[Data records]
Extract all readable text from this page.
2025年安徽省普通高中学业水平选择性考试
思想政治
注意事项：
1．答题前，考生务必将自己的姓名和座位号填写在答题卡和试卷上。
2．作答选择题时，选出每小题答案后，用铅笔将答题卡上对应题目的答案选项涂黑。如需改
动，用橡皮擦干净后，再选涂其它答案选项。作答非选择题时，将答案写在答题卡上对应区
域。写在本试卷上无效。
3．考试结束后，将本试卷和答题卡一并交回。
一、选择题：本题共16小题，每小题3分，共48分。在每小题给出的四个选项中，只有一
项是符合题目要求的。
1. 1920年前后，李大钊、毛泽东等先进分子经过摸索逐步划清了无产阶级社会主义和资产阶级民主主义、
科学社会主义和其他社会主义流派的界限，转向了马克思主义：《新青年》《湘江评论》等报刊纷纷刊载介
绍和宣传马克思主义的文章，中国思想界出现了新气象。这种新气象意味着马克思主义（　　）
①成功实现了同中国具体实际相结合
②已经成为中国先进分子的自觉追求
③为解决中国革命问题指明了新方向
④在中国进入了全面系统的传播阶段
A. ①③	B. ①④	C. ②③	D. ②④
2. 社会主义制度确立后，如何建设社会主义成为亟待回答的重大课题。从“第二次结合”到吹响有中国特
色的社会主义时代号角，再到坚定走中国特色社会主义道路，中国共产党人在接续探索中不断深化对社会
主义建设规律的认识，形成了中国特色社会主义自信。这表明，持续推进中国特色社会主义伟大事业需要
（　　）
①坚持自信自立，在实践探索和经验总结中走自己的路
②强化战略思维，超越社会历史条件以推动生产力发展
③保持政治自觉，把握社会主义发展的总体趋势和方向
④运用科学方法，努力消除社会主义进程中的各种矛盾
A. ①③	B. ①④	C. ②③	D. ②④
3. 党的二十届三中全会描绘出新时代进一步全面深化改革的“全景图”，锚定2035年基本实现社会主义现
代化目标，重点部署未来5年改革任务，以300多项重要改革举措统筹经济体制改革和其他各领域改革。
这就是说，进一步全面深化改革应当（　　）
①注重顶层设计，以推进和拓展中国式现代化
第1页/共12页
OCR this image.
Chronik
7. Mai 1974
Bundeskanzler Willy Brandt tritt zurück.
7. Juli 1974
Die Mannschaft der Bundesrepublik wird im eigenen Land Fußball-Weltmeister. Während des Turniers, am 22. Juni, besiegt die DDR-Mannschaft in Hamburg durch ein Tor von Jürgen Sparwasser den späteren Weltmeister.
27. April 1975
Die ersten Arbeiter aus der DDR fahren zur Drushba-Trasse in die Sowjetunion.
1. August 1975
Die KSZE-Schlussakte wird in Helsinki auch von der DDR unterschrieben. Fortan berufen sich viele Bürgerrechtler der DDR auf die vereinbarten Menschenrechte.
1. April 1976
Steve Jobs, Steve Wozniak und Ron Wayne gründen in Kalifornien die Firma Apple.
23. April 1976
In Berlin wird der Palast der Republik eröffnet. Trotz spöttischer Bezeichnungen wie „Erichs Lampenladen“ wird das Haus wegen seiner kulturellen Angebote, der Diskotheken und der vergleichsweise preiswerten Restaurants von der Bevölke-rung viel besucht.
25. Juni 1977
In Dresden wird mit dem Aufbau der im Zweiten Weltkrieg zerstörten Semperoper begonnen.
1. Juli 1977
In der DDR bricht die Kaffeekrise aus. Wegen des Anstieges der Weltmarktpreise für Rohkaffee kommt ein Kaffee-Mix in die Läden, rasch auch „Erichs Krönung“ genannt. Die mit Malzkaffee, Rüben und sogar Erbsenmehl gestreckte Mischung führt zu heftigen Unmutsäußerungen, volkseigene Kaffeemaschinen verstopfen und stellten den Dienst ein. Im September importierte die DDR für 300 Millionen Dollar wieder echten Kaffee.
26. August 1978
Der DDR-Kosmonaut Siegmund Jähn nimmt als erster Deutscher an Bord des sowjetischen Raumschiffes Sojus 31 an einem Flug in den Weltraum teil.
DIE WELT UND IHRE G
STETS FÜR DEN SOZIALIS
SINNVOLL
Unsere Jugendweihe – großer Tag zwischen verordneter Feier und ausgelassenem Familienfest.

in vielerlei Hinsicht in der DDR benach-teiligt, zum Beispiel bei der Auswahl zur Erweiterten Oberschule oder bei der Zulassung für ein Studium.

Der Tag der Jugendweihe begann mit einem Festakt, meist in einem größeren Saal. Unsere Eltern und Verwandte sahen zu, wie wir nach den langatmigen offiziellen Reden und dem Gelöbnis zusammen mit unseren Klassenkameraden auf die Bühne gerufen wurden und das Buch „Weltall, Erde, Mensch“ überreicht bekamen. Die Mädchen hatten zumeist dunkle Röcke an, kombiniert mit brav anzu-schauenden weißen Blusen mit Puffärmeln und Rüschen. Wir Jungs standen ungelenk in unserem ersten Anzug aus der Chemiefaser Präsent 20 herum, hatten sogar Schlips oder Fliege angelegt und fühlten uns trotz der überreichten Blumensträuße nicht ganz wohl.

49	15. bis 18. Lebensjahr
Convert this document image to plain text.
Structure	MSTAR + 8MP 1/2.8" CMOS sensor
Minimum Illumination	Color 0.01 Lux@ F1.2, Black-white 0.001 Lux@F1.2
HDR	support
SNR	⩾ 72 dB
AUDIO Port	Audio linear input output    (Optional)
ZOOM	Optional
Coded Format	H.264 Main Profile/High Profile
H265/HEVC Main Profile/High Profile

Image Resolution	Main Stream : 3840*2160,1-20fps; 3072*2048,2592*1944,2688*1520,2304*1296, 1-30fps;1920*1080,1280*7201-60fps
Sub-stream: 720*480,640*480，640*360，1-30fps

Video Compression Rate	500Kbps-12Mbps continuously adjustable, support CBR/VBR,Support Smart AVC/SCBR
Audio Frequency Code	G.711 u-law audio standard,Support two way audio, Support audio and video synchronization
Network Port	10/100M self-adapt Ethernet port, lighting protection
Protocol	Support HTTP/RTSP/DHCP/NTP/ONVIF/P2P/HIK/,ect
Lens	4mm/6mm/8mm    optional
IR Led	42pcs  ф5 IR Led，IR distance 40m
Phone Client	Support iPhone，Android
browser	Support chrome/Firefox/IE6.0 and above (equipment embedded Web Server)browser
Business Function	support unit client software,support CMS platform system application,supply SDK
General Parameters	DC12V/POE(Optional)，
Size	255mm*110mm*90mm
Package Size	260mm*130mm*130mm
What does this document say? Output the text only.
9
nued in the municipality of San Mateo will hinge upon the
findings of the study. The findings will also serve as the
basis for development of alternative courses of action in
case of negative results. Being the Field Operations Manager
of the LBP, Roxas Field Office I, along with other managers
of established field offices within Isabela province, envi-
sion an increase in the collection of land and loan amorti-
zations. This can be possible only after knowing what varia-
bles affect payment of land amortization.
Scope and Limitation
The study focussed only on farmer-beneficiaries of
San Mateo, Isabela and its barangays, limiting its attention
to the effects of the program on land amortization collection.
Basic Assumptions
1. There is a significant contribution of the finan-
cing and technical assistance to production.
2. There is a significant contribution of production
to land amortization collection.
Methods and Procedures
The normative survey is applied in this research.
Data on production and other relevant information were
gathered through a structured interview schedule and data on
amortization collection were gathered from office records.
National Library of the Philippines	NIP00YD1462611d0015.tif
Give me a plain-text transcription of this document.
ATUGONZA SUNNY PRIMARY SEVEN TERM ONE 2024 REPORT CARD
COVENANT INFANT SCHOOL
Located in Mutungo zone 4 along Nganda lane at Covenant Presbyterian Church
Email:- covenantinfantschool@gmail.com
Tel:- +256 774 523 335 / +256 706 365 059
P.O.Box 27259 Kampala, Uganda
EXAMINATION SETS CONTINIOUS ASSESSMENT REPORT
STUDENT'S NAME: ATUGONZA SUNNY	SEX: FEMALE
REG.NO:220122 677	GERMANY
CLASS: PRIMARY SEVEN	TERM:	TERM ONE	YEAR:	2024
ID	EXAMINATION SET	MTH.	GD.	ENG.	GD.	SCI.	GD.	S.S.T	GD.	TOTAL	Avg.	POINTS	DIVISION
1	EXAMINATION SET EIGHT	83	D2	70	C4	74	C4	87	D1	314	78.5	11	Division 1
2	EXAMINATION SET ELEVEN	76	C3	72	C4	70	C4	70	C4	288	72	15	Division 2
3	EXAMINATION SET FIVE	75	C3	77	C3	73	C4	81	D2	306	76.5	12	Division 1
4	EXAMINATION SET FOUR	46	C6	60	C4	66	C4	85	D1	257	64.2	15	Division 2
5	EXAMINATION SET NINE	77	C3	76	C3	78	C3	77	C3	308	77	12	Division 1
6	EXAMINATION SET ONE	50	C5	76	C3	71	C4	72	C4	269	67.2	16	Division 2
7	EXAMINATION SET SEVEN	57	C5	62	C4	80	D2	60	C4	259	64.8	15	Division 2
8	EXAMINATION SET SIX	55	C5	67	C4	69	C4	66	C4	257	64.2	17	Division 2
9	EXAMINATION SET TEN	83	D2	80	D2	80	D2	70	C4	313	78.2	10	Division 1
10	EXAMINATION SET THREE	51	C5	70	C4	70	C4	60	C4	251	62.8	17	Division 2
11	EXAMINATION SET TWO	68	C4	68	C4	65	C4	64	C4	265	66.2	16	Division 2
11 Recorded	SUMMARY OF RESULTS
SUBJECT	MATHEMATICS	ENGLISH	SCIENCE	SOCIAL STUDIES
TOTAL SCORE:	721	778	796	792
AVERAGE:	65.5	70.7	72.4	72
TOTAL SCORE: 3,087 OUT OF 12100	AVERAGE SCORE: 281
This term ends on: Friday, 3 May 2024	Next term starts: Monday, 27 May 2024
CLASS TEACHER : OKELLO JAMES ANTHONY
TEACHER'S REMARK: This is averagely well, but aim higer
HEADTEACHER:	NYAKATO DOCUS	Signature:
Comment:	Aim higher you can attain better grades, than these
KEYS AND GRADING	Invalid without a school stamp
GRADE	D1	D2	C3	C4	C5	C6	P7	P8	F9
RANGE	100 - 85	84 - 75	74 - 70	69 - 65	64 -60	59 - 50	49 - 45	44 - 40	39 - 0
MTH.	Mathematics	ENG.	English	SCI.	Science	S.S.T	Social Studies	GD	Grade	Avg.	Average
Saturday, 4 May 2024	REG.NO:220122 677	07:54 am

■ The task
Using the listing above, locate the lines that hold "SUNNY" and copy each one.

■ Output of the exercise
ATUGONZA SUNNY PRIMARY SEVEN TERM ONE 2024 REPORT CARD
STUDENT'S NAME: ATUGONZA SUNNY	SEX: FEMALE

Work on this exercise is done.